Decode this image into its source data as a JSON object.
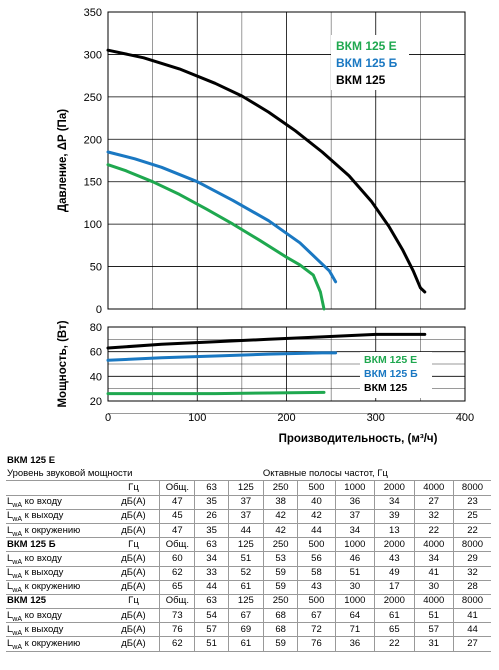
{
  "chart_data": [
    {
      "type": "line",
      "ylabel": "Давление, ΔP (Па)",
      "xlim": [
        0,
        400
      ],
      "ylim": [
        0,
        350
      ],
      "yticks": [
        0,
        50,
        100,
        150,
        200,
        250,
        300,
        350
      ],
      "grid": true,
      "legend_position": "top-right",
      "series": [
        {
          "name": "ВКМ 125 Е",
          "color": "#1fa84f",
          "x": [
            0,
            20,
            50,
            80,
            110,
            140,
            170,
            200,
            215,
            230,
            238,
            242
          ],
          "y": [
            170,
            163,
            150,
            135,
            118,
            100,
            81,
            61,
            52,
            40,
            20,
            0
          ]
        },
        {
          "name": "ВКМ 125 Б",
          "color": "#1a78c2",
          "x": [
            0,
            30,
            60,
            100,
            140,
            180,
            215,
            235,
            248,
            255
          ],
          "y": [
            185,
            177,
            167,
            150,
            128,
            104,
            78,
            58,
            45,
            32
          ]
        },
        {
          "name": "ВКМ 125",
          "color": "#000000",
          "x": [
            0,
            40,
            80,
            120,
            150,
            180,
            210,
            240,
            270,
            295,
            315,
            330,
            342,
            350,
            355
          ],
          "y": [
            305,
            296,
            283,
            266,
            251,
            232,
            210,
            185,
            157,
            127,
            97,
            70,
            45,
            25,
            20
          ]
        }
      ]
    },
    {
      "type": "line",
      "xlabel": "Производительность, (м³/ч)",
      "ylabel": "Мощность, (Вт)",
      "xlim": [
        0,
        400
      ],
      "ylim": [
        20,
        80
      ],
      "xticks": [
        0,
        100,
        200,
        300,
        400
      ],
      "yticks": [
        20,
        40,
        60,
        80
      ],
      "grid": true,
      "legend_position": "right",
      "series": [
        {
          "name": "ВКМ 125 Е",
          "color": "#1fa84f",
          "x": [
            0,
            60,
            120,
            180,
            242
          ],
          "y": [
            26,
            26,
            26,
            26.5,
            27
          ]
        },
        {
          "name": "ВКМ 125 Б",
          "color": "#1a78c2",
          "x": [
            0,
            60,
            120,
            180,
            240,
            255
          ],
          "y": [
            53,
            55,
            56.5,
            58,
            59,
            59
          ]
        },
        {
          "name": "ВКМ 125",
          "color": "#000000",
          "x": [
            0,
            60,
            120,
            180,
            240,
            300,
            355
          ],
          "y": [
            63,
            66,
            68,
            70,
            72,
            74,
            74
          ]
        }
      ]
    }
  ],
  "table": {
    "columns": [
      "Гц",
      "Общ.",
      "63",
      "125",
      "250",
      "500",
      "1000",
      "2000",
      "4000",
      "8000"
    ],
    "band_header": "Октавные полосы частот, Гц",
    "sound_label": "Уровень звуковой мощности",
    "groups": [
      {
        "title": "ВКМ 125 Е",
        "rows": [
          {
            "label": "L",
            "sub": "wA",
            "text": " ко входу",
            "unit": "дБ(А)",
            "values": [
              "47",
              "35",
              "37",
              "38",
              "40",
              "36",
              "34",
              "27",
              "23"
            ]
          },
          {
            "label": "L",
            "sub": "wA",
            "text": " к выходу",
            "unit": "дБ(А)",
            "values": [
              "45",
              "26",
              "37",
              "42",
              "42",
              "37",
              "39",
              "32",
              "25"
            ]
          },
          {
            "label": "L",
            "sub": "wA",
            "text": " к окружению",
            "unit": "дБ(А)",
            "values": [
              "47",
              "35",
              "44",
              "42",
              "44",
              "34",
              "13",
              "22",
              "22"
            ]
          }
        ]
      },
      {
        "title": "ВКМ 125 Б",
        "rows": [
          {
            "label": "L",
            "sub": "wA",
            "text": " ко входу",
            "unit": "дБ(А)",
            "values": [
              "60",
              "34",
              "51",
              "53",
              "56",
              "46",
              "43",
              "34",
              "29"
            ]
          },
          {
            "label": "L",
            "sub": "wA",
            "text": " к выходу",
            "unit": "дБ(А)",
            "values": [
              "62",
              "33",
              "52",
              "59",
              "58",
              "51",
              "49",
              "41",
              "32"
            ]
          },
          {
            "label": "L",
            "sub": "wA",
            "text": " к окружению",
            "unit": "дБ(А)",
            "values": [
              "65",
              "44",
              "61",
              "59",
              "43",
              "30",
              "17",
              "30",
              "28"
            ]
          }
        ]
      },
      {
        "title": "ВКМ 125",
        "rows": [
          {
            "label": "L",
            "sub": "wA",
            "text": " ко входу",
            "unit": "дБ(А)",
            "values": [
              "73",
              "54",
              "67",
              "68",
              "67",
              "64",
              "61",
              "51",
              "41"
            ]
          },
          {
            "label": "L",
            "sub": "wA",
            "text": " к выходу",
            "unit": "дБ(А)",
            "values": [
              "76",
              "57",
              "69",
              "68",
              "72",
              "71",
              "65",
              "57",
              "44"
            ]
          },
          {
            "label": "L",
            "sub": "wA",
            "text": " к окружению",
            "unit": "дБ(А)",
            "values": [
              "62",
              "51",
              "61",
              "59",
              "76",
              "36",
              "22",
              "31",
              "27"
            ]
          }
        ]
      }
    ]
  }
}
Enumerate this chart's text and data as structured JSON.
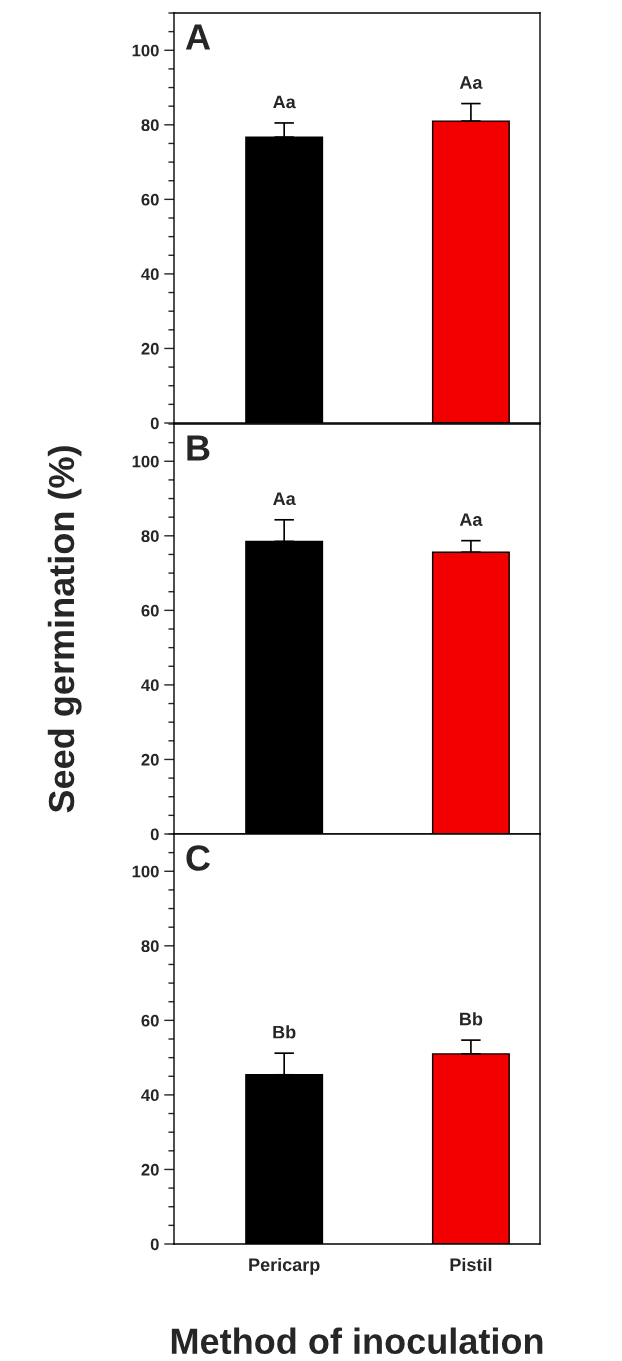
{
  "chart_data": [
    {
      "type": "bar",
      "title": "A",
      "categories": [
        "Pericarp",
        "Pistil"
      ],
      "values": [
        76.7,
        81.0
      ],
      "colors": [
        "#000000",
        "#f20000"
      ],
      "errors": [
        [
          76.7,
          80.5
        ],
        [
          81.0,
          85.7
        ]
      ],
      "ylim": [
        0,
        110
      ],
      "yticks": [
        0,
        20,
        40,
        60,
        80,
        100
      ],
      "tick_labels": "y",
      "annotations": [
        {
          "text": "Aa",
          "x": "Pericarp",
          "y": 80.5
        },
        {
          "text": "Aa",
          "x": "Pistil",
          "y": 85.7
        }
      ]
    },
    {
      "type": "bar",
      "title": "B",
      "ylabel": "Seed germination (%)",
      "categories": [
        "Pericarp",
        "Pistil"
      ],
      "values": [
        78.5,
        75.6
      ],
      "colors": [
        "#000000",
        "#f20000"
      ],
      "errors": [
        [
          78.5,
          84.3
        ],
        [
          75.6,
          78.7
        ]
      ],
      "ylim": [
        0,
        110
      ],
      "yticks": [
        0,
        20,
        40,
        60,
        80,
        100
      ],
      "tick_labels": "y",
      "annotations": [
        {
          "text": "Aa",
          "x": "Pericarp",
          "y": 84.3
        },
        {
          "text": "Aa",
          "x": "Pistil",
          "y": 78.7
        }
      ]
    },
    {
      "type": "bar",
      "title": "C",
      "xlabel": "Method of inoculation",
      "categories": [
        "Pericarp",
        "Pistil"
      ],
      "values": [
        45.4,
        51.0
      ],
      "colors": [
        "#000000",
        "#f20000"
      ],
      "errors": [
        [
          45.4,
          51.2
        ],
        [
          51.0,
          54.7
        ]
      ],
      "ylim": [
        0,
        110
      ],
      "yticks": [
        0,
        20,
        40,
        60,
        80,
        100
      ],
      "annotations": [
        {
          "text": "Bb",
          "x": "Pericarp",
          "y": 51.2
        },
        {
          "text": "Bb",
          "x": "Pistil",
          "y": 54.7
        }
      ]
    }
  ]
}
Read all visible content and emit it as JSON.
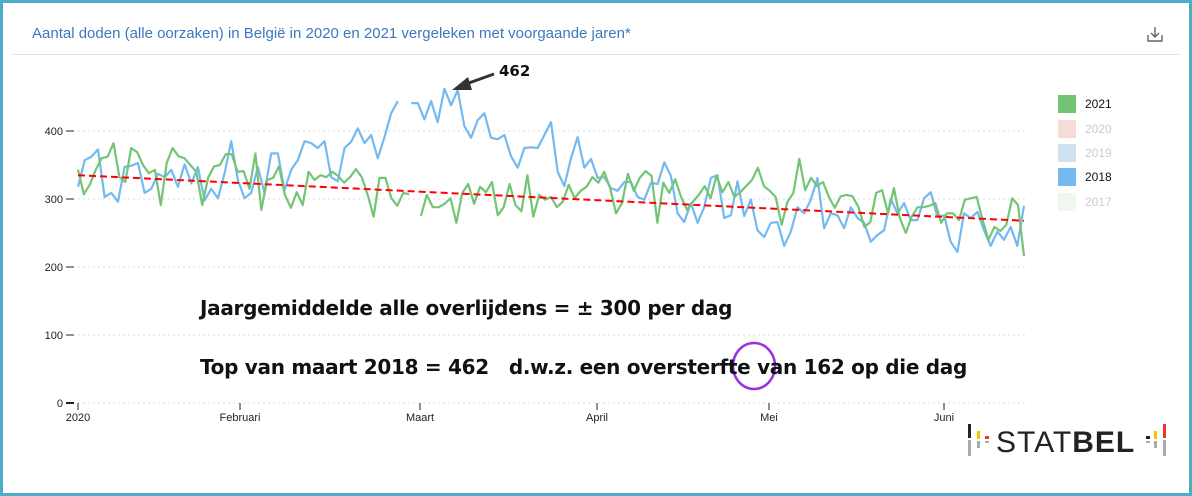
{
  "header": {
    "title": "Aantal doden (alle oorzaken) in België in 2020 en 2021 vergeleken met voorgaande jaren*",
    "download_icon": "download-icon"
  },
  "chart_data": {
    "type": "line",
    "title": "Aantal doden (alle oorzaken) in België in 2020 en 2021 vergeleken met voorgaande jaren*",
    "x_range": [
      "2020-01-01",
      "2020-06-26"
    ],
    "ylim": [
      0,
      470
    ],
    "y_ticks": [
      "0",
      "100",
      "200",
      "300",
      "400"
    ],
    "x_ticks": [
      "2020",
      "Februari",
      "Maart",
      "April",
      "Mei",
      "Juni"
    ],
    "grid": true,
    "legend_placement": "right",
    "legend": [
      {
        "label": "2021",
        "color": "#74c476",
        "active": true
      },
      {
        "label": "2020",
        "color": "#f4ddd6",
        "active": false
      },
      {
        "label": "2019",
        "color": "#cfe0ef",
        "active": false
      },
      {
        "label": "2018",
        "color": "#74b9ef",
        "active": true
      },
      {
        "label": "2017",
        "color": "#eef8ec",
        "active": false
      }
    ],
    "series": [
      {
        "name": "2018",
        "color": "#74b9ef",
        "values": [
          318,
          357,
          362,
          373,
          303,
          309,
          296,
          347,
          349,
          353,
          309,
          315,
          337,
          332,
          343,
          318,
          351,
          323,
          347,
          298,
          315,
          301,
          338,
          385,
          328,
          301,
          309,
          347,
          309,
          367,
          367,
          313,
          343,
          357,
          385,
          382,
          375,
          385,
          332,
          326,
          375,
          384,
          404,
          382,
          394,
          360,
          391,
          426,
          444,
          null,
          441,
          441,
          417,
          444,
          413,
          462,
          438,
          460,
          407,
          390,
          416,
          426,
          390,
          388,
          394,
          363,
          346,
          375,
          376,
          375,
          394,
          413,
          340,
          319,
          360,
          391,
          346,
          359,
          331,
          332,
          316,
          312,
          325,
          325,
          303,
          299,
          324,
          322,
          354,
          334,
          279,
          266,
          294,
          265,
          288,
          331,
          335,
          272,
          276,
          326,
          275,
          299,
          254,
          244,
          265,
          266,
          231,
          252,
          288,
          279,
          299,
          331,
          257,
          279,
          276,
          257,
          288,
          272,
          265,
          237,
          247,
          254,
          300,
          279,
          294,
          269,
          269,
          301,
          310,
          274,
          276,
          237,
          222,
          279,
          272,
          281,
          254,
          231,
          252,
          240,
          259,
          231,
          290
        ]
      },
      {
        "name": "2021",
        "color": "#74c476",
        "values": [
          343,
          307,
          321,
          343,
          360,
          362,
          382,
          332,
          325,
          375,
          369,
          350,
          338,
          343,
          291,
          353,
          375,
          363,
          360,
          350,
          340,
          291,
          331,
          348,
          350,
          366,
          366,
          340,
          341,
          315,
          367,
          284,
          328,
          331,
          348,
          306,
          287,
          310,
          291,
          340,
          328,
          335,
          332,
          340,
          334,
          324,
          332,
          344,
          332,
          306,
          274,
          331,
          331,
          301,
          290,
          309,
          307,
          null,
          275,
          306,
          288,
          288,
          293,
          301,
          265,
          309,
          322,
          293,
          318,
          310,
          325,
          276,
          288,
          322,
          291,
          282,
          335,
          274,
          306,
          299,
          303,
          288,
          296,
          321,
          301,
          312,
          318,
          332,
          324,
          340,
          316,
          279,
          294,
          337,
          312,
          331,
          341,
          334,
          265,
          324,
          309,
          329,
          303,
          284,
          296,
          306,
          319,
          301,
          334,
          310,
          325,
          303,
          310,
          319,
          328,
          346,
          319,
          312,
          303,
          262,
          296,
          309,
          359,
          313,
          331,
          319,
          325,
          303,
          287,
          304,
          306,
          304,
          288,
          259,
          266,
          309,
          313,
          279,
          316,
          272,
          250,
          274,
          288,
          288,
          290,
          294,
          265,
          279,
          279,
          269,
          299,
          301,
          303,
          269,
          240,
          259,
          253,
          262,
          301,
          291,
          216
        ]
      }
    ],
    "trend": {
      "color": "#ff0000",
      "start_value": 335,
      "end_value": 268
    },
    "annotations": {
      "peak_label": "462",
      "line1": "Jaargemiddelde alle  overlijdens = ± 300 per dag",
      "line2_a": "Top van maart 2018 = 462   d.w.z. een oversterfte van ",
      "line2_circled": "162",
      "line2_b": " op die dag",
      "circle_color": "#9b30e0"
    }
  },
  "logo": {
    "text": "STATBEL"
  }
}
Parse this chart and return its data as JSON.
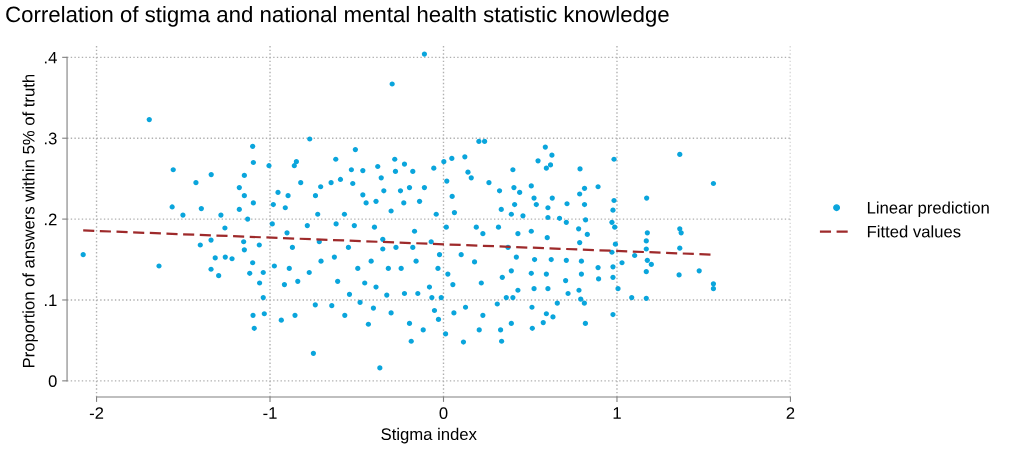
_____
WHAT THIS TASK INVOLVES. Scan the lines for the string "xlabel". Copy out each line that matches.

OUTPUT FOR THIS TASK.
      "xlabel": "Производительность, (м³/ч)",
      "xlabel": "Method of inoculation",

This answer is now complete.